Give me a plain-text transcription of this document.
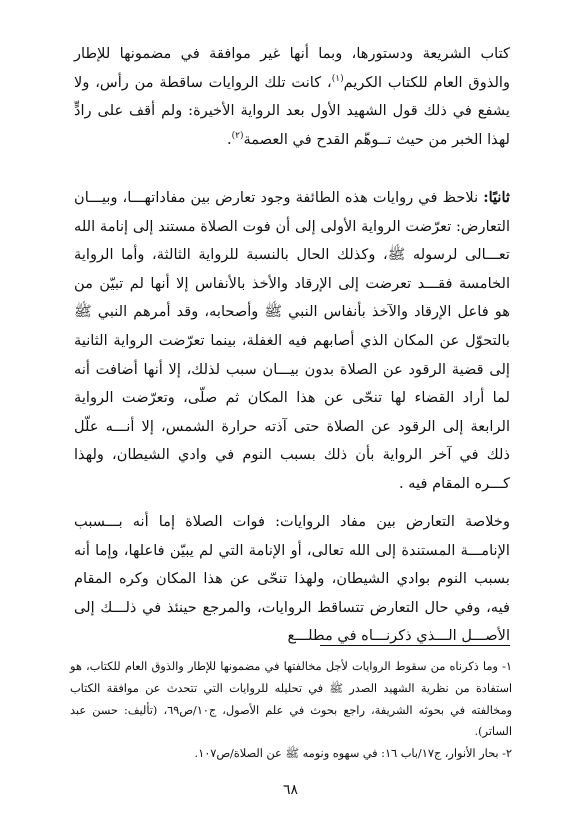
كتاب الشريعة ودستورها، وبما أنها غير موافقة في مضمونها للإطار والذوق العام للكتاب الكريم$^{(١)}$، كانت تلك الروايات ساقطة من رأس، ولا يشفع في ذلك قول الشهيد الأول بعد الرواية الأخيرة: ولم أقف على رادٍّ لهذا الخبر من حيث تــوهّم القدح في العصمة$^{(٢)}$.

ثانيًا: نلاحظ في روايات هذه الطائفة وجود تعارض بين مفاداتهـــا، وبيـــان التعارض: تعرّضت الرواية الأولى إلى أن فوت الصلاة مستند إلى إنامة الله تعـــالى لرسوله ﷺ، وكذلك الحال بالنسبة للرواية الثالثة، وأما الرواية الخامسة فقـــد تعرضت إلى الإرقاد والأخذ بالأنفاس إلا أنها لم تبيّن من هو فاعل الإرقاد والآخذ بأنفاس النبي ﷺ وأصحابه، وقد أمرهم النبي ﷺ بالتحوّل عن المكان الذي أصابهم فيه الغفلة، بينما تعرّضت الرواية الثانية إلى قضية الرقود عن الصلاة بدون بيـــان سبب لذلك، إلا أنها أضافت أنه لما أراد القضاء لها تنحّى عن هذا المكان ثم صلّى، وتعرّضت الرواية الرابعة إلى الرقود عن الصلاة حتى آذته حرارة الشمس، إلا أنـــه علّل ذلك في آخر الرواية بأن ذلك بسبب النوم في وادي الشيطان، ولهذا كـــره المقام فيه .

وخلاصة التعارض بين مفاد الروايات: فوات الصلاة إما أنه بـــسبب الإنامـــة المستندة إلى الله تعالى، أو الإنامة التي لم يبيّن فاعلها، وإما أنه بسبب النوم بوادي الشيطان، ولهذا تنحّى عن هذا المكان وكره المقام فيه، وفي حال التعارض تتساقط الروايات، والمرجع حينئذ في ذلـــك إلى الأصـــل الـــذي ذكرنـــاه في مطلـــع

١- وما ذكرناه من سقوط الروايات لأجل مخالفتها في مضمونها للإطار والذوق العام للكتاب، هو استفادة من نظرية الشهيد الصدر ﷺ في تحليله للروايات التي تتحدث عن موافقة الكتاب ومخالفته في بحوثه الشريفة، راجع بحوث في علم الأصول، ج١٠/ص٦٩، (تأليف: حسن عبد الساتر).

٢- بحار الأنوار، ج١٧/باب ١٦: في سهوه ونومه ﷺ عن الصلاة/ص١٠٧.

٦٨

********

- **What you have to do**: Above are the records; copy every line in them that holds the word "الروايات".

- **Task solution**:
كتاب الشريعة ودستورها، وبما أنها غير موافقة في مضمونها للإطار والذوق العام للكتاب الكريم$^{(١)}$، كانت تلك الروايات ساقطة من رأس، ولا يشفع في ذلك قول الشهيد الأول بعد الرواية الأخيرة: ولم أقف على رادٍّ لهذا الخبر من حيث تــوهّم القدح في العصمة$^{(٢)}$.
وخلاصة التعارض بين مفاد الروايات: فوات الصلاة إما أنه بـــسبب الإنامـــة المستندة إلى الله تعالى، أو الإنامة التي لم يبيّن فاعلها، وإما أنه بسبب النوم بوادي الشيطان، ولهذا تنحّى عن هذا المكان وكره المقام فيه، وفي حال التعارض تتساقط الروايات، والمرجع حينئذ في ذلـــك إلى الأصـــل الـــذي ذكرنـــاه في مطلـــع
١- وما ذكرناه من سقوط الروايات لأجل مخالفتها في مضمونها للإطار والذوق العام للكتاب، هو استفادة من نظرية الشهيد الصدر ﷺ في تحليله للروايات التي تتحدث عن موافقة الكتاب ومخالفته في بحوثه الشريفة، راجع بحوث في علم الأصول، ج١٠/ص٦٩، (تأليف: حسن عبد الساتر).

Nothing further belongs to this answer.